(begin)
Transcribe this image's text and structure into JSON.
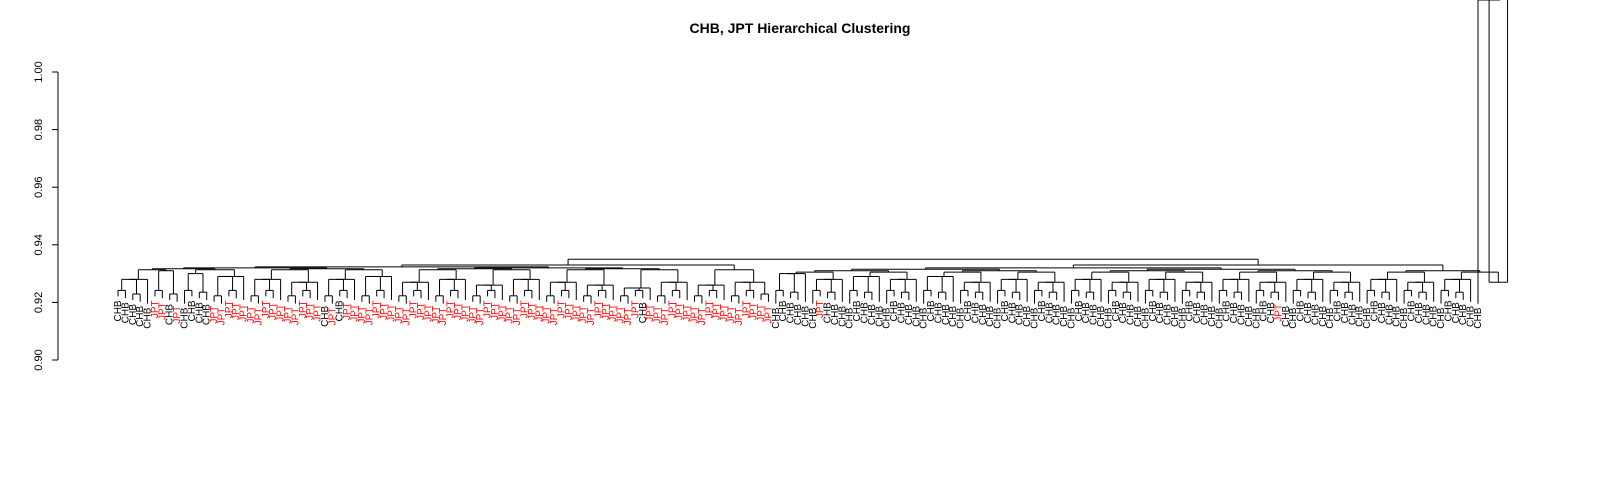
{
  "chart_data": {
    "type": "dendrogram",
    "title": "CHB, JPT Hierarchical Clustering",
    "xlabel": "",
    "ylabel": "",
    "ylim": [
      0.9,
      1.0
    ],
    "yticks": [
      "0.90",
      "0.92",
      "0.94",
      "0.96",
      "0.98",
      "1.00"
    ],
    "grid": false,
    "colors": {
      "CHB": "#000000",
      "JPT": "#ff0000",
      "branch": "#000000"
    },
    "leaves": [
      "CHB",
      "CHB",
      "CHB",
      "CHB",
      "CHB",
      "JPT",
      "JPT",
      "CHB",
      "JPT",
      "CHB",
      "CHB",
      "CHB",
      "CHB",
      "JPT",
      "JPT",
      "JPT",
      "JPT",
      "JPT",
      "JPT",
      "JPT",
      "JPT",
      "JPT",
      "JPT",
      "JPT",
      "JPT",
      "JPT",
      "JPT",
      "JPT",
      "CHB",
      "JPT",
      "CHB",
      "JPT",
      "JPT",
      "JPT",
      "JPT",
      "JPT",
      "JPT",
      "JPT",
      "JPT",
      "JPT",
      "JPT",
      "JPT",
      "JPT",
      "JPT",
      "JPT",
      "JPT",
      "JPT",
      "JPT",
      "JPT",
      "JPT",
      "JPT",
      "JPT",
      "JPT",
      "JPT",
      "JPT",
      "JPT",
      "JPT",
      "JPT",
      "JPT",
      "JPT",
      "JPT",
      "JPT",
      "JPT",
      "JPT",
      "JPT",
      "JPT",
      "JPT",
      "JPT",
      "JPT",
      "JPT",
      "JPT",
      "CHB",
      "JPT",
      "JPT",
      "JPT",
      "JPT",
      "JPT",
      "JPT",
      "JPT",
      "JPT",
      "JPT",
      "JPT",
      "JPT",
      "JPT",
      "JPT",
      "JPT",
      "JPT",
      "JPT",
      "JPT",
      "CHB",
      "CHB",
      "CHB",
      "CHB",
      "CHB",
      "CHB",
      "JPT",
      "CHB",
      "CHB",
      "CHB",
      "CHB",
      "CHB",
      "CHB",
      "CHB",
      "CHB",
      "CHB",
      "CHB",
      "CHB",
      "CHB",
      "CHB",
      "CHB",
      "CHB",
      "CHB",
      "CHB",
      "CHB",
      "CHB",
      "CHB",
      "CHB",
      "CHB",
      "CHB",
      "CHB",
      "CHB",
      "CHB",
      "CHB",
      "CHB",
      "CHB",
      "CHB",
      "CHB",
      "CHB",
      "CHB",
      "CHB",
      "CHB",
      "CHB",
      "CHB",
      "CHB",
      "CHB",
      "CHB",
      "CHB",
      "CHB",
      "CHB",
      "CHB",
      "CHB",
      "CHB",
      "CHB",
      "CHB",
      "CHB",
      "CHB",
      "CHB",
      "CHB",
      "CHB",
      "CHB",
      "CHB",
      "CHB",
      "CHB",
      "CHB",
      "CHB",
      "CHB",
      "CHB",
      "JPT",
      "CHB",
      "CHB",
      "CHB",
      "CHB",
      "CHB",
      "CHB",
      "CHB",
      "CHB",
      "CHB",
      "CHB",
      "CHB",
      "CHB",
      "CHB",
      "CHB",
      "CHB",
      "CHB",
      "CHB",
      "CHB",
      "CHB",
      "CHB",
      "CHB",
      "CHB",
      "CHB",
      "CHB",
      "CHB",
      "CHB",
      "CHB"
    ],
    "merges": [
      {
        "left": [
          0,
          4
        ],
        "height": 0.928
      },
      {
        "left": [
          5,
          8
        ],
        "height": 0.931
      },
      {
        "left": [
          9,
          12
        ],
        "height": 0.93
      },
      {
        "left": [
          13,
          17
        ],
        "height": 0.929
      },
      {
        "left": [
          18,
          22
        ],
        "height": 0.928
      },
      {
        "left": [
          23,
          27
        ],
        "height": 0.927
      },
      {
        "left": [
          28,
          32
        ],
        "height": 0.928
      },
      {
        "left": [
          33,
          37
        ],
        "height": 0.929
      },
      {
        "left": [
          38,
          42
        ],
        "height": 0.927
      },
      {
        "left": [
          43,
          47
        ],
        "height": 0.928
      },
      {
        "left": [
          48,
          52
        ],
        "height": 0.926
      },
      {
        "left": [
          53,
          57
        ],
        "height": 0.928
      },
      {
        "left": [
          58,
          62
        ],
        "height": 0.927
      },
      {
        "left": [
          63,
          67
        ],
        "height": 0.926
      },
      {
        "left": [
          68,
          72
        ],
        "height": 0.925
      },
      {
        "left": [
          73,
          77
        ],
        "height": 0.927
      },
      {
        "left": [
          78,
          82
        ],
        "height": 0.926
      },
      {
        "left": [
          83,
          88
        ],
        "height": 0.927
      },
      {
        "left": [
          89,
          93
        ],
        "height": 0.93
      },
      {
        "left": [
          94,
          98
        ],
        "height": 0.928
      },
      {
        "left": [
          99,
          103
        ],
        "height": 0.929
      },
      {
        "left": [
          104,
          108
        ],
        "height": 0.928
      },
      {
        "left": [
          109,
          113
        ],
        "height": 0.929
      },
      {
        "left": [
          114,
          118
        ],
        "height": 0.927
      },
      {
        "left": [
          119,
          123
        ],
        "height": 0.928
      },
      {
        "left": [
          124,
          128
        ],
        "height": 0.927
      },
      {
        "left": [
          129,
          133
        ],
        "height": 0.928
      },
      {
        "left": [
          134,
          138
        ],
        "height": 0.927
      },
      {
        "left": [
          139,
          143
        ],
        "height": 0.928
      },
      {
        "left": [
          144,
          148
        ],
        "height": 0.927
      },
      {
        "left": [
          149,
          153
        ],
        "height": 0.928
      },
      {
        "left": [
          154,
          158
        ],
        "height": 0.927
      },
      {
        "left": [
          159,
          163
        ],
        "height": 0.928
      },
      {
        "left": [
          164,
          168
        ],
        "height": 0.927
      },
      {
        "left": [
          169,
          173
        ],
        "height": 0.928
      },
      {
        "left": [
          174,
          178
        ],
        "height": 0.927
      },
      {
        "left": [
          179,
          183
        ],
        "height": 0.928
      },
      {
        "left": [
          184,
          188
        ],
        "height": 0.927
      }
    ],
    "top_heights": {
      "root": 0.935,
      "left_cluster": 0.933,
      "right_cluster": 0.933
    }
  }
}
(end)
• [WHAT THIS TASK INVOLVES] Reproduce the material word for word, minus the images.

• [TASK ANSWER]
Transcribe this image's text and structure into JSON.
{
  "chart_data": {
    "type": "dendrogram",
    "title": "CHB, JPT Hierarchical Clustering",
    "xlabel": "",
    "ylabel": "",
    "ylim": [
      0.9,
      1.0
    ],
    "yticks": [
      "0.90",
      "0.92",
      "0.94",
      "0.96",
      "0.98",
      "1.00"
    ],
    "grid": false,
    "colors": {
      "CHB": "#000000",
      "JPT": "#ff0000",
      "branch": "#000000"
    },
    "leaves": [
      "CHB",
      "CHB",
      "CHB",
      "CHB",
      "CHB",
      "JPT",
      "JPT",
      "CHB",
      "JPT",
      "CHB",
      "CHB",
      "CHB",
      "CHB",
      "JPT",
      "JPT",
      "JPT",
      "JPT",
      "JPT",
      "JPT",
      "JPT",
      "JPT",
      "JPT",
      "JPT",
      "JPT",
      "JPT",
      "JPT",
      "JPT",
      "JPT",
      "CHB",
      "JPT",
      "CHB",
      "JPT",
      "JPT",
      "JPT",
      "JPT",
      "JPT",
      "JPT",
      "JPT",
      "JPT",
      "JPT",
      "JPT",
      "JPT",
      "JPT",
      "JPT",
      "JPT",
      "JPT",
      "JPT",
      "JPT",
      "JPT",
      "JPT",
      "JPT",
      "JPT",
      "JPT",
      "JPT",
      "JPT",
      "JPT",
      "JPT",
      "JPT",
      "JPT",
      "JPT",
      "JPT",
      "JPT",
      "JPT",
      "JPT",
      "JPT",
      "JPT",
      "JPT",
      "JPT",
      "JPT",
      "JPT",
      "JPT",
      "CHB",
      "JPT",
      "JPT",
      "JPT",
      "JPT",
      "JPT",
      "JPT",
      "JPT",
      "JPT",
      "JPT",
      "JPT",
      "JPT",
      "JPT",
      "JPT",
      "JPT",
      "JPT",
      "JPT",
      "JPT",
      "CHB",
      "CHB",
      "CHB",
      "CHB",
      "CHB",
      "CHB",
      "JPT",
      "CHB",
      "CHB",
      "CHB",
      "CHB",
      "CHB",
      "CHB",
      "CHB",
      "CHB",
      "CHB",
      "CHB",
      "CHB",
      "CHB",
      "CHB",
      "CHB",
      "CHB",
      "CHB",
      "CHB",
      "CHB",
      "CHB",
      "CHB",
      "CHB",
      "CHB",
      "CHB",
      "CHB",
      "CHB",
      "CHB",
      "CHB",
      "CHB",
      "CHB",
      "CHB",
      "CHB",
      "CHB",
      "CHB",
      "CHB",
      "CHB",
      "CHB",
      "CHB",
      "CHB",
      "CHB",
      "CHB",
      "CHB",
      "CHB",
      "CHB",
      "CHB",
      "CHB",
      "CHB",
      "CHB",
      "CHB",
      "CHB",
      "CHB",
      "CHB",
      "CHB",
      "CHB",
      "CHB",
      "CHB",
      "CHB",
      "CHB",
      "CHB",
      "CHB",
      "CHB",
      "CHB",
      "JPT",
      "CHB",
      "CHB",
      "CHB",
      "CHB",
      "CHB",
      "CHB",
      "CHB",
      "CHB",
      "CHB",
      "CHB",
      "CHB",
      "CHB",
      "CHB",
      "CHB",
      "CHB",
      "CHB",
      "CHB",
      "CHB",
      "CHB",
      "CHB",
      "CHB",
      "CHB",
      "CHB",
      "CHB",
      "CHB",
      "CHB",
      "CHB"
    ],
    "merges": [
      {
        "left": [
          0,
          4
        ],
        "height": 0.928
      },
      {
        "left": [
          5,
          8
        ],
        "height": 0.931
      },
      {
        "left": [
          9,
          12
        ],
        "height": 0.93
      },
      {
        "left": [
          13,
          17
        ],
        "height": 0.929
      },
      {
        "left": [
          18,
          22
        ],
        "height": 0.928
      },
      {
        "left": [
          23,
          27
        ],
        "height": 0.927
      },
      {
        "left": [
          28,
          32
        ],
        "height": 0.928
      },
      {
        "left": [
          33,
          37
        ],
        "height": 0.929
      },
      {
        "left": [
          38,
          42
        ],
        "height": 0.927
      },
      {
        "left": [
          43,
          47
        ],
        "height": 0.928
      },
      {
        "left": [
          48,
          52
        ],
        "height": 0.926
      },
      {
        "left": [
          53,
          57
        ],
        "height": 0.928
      },
      {
        "left": [
          58,
          62
        ],
        "height": 0.927
      },
      {
        "left": [
          63,
          67
        ],
        "height": 0.926
      },
      {
        "left": [
          68,
          72
        ],
        "height": 0.925
      },
      {
        "left": [
          73,
          77
        ],
        "height": 0.927
      },
      {
        "left": [
          78,
          82
        ],
        "height": 0.926
      },
      {
        "left": [
          83,
          88
        ],
        "height": 0.927
      },
      {
        "left": [
          89,
          93
        ],
        "height": 0.93
      },
      {
        "left": [
          94,
          98
        ],
        "height": 0.928
      },
      {
        "left": [
          99,
          103
        ],
        "height": 0.929
      },
      {
        "left": [
          104,
          108
        ],
        "height": 0.928
      },
      {
        "left": [
          109,
          113
        ],
        "height": 0.929
      },
      {
        "left": [
          114,
          118
        ],
        "height": 0.927
      },
      {
        "left": [
          119,
          123
        ],
        "height": 0.928
      },
      {
        "left": [
          124,
          128
        ],
        "height": 0.927
      },
      {
        "left": [
          129,
          133
        ],
        "height": 0.928
      },
      {
        "left": [
          134,
          138
        ],
        "height": 0.927
      },
      {
        "left": [
          139,
          143
        ],
        "height": 0.928
      },
      {
        "left": [
          144,
          148
        ],
        "height": 0.927
      },
      {
        "left": [
          149,
          153
        ],
        "height": 0.928
      },
      {
        "left": [
          154,
          158
        ],
        "height": 0.927
      },
      {
        "left": [
          159,
          163
        ],
        "height": 0.928
      },
      {
        "left": [
          164,
          168
        ],
        "height": 0.927
      },
      {
        "left": [
          169,
          173
        ],
        "height": 0.928
      },
      {
        "left": [
          174,
          178
        ],
        "height": 0.927
      },
      {
        "left": [
          179,
          183
        ],
        "height": 0.928
      },
      {
        "left": [
          184,
          188
        ],
        "height": 0.927
      }
    ],
    "top_heights": {
      "root": 0.935,
      "left_cluster": 0.933,
      "right_cluster": 0.933
    }
  }
}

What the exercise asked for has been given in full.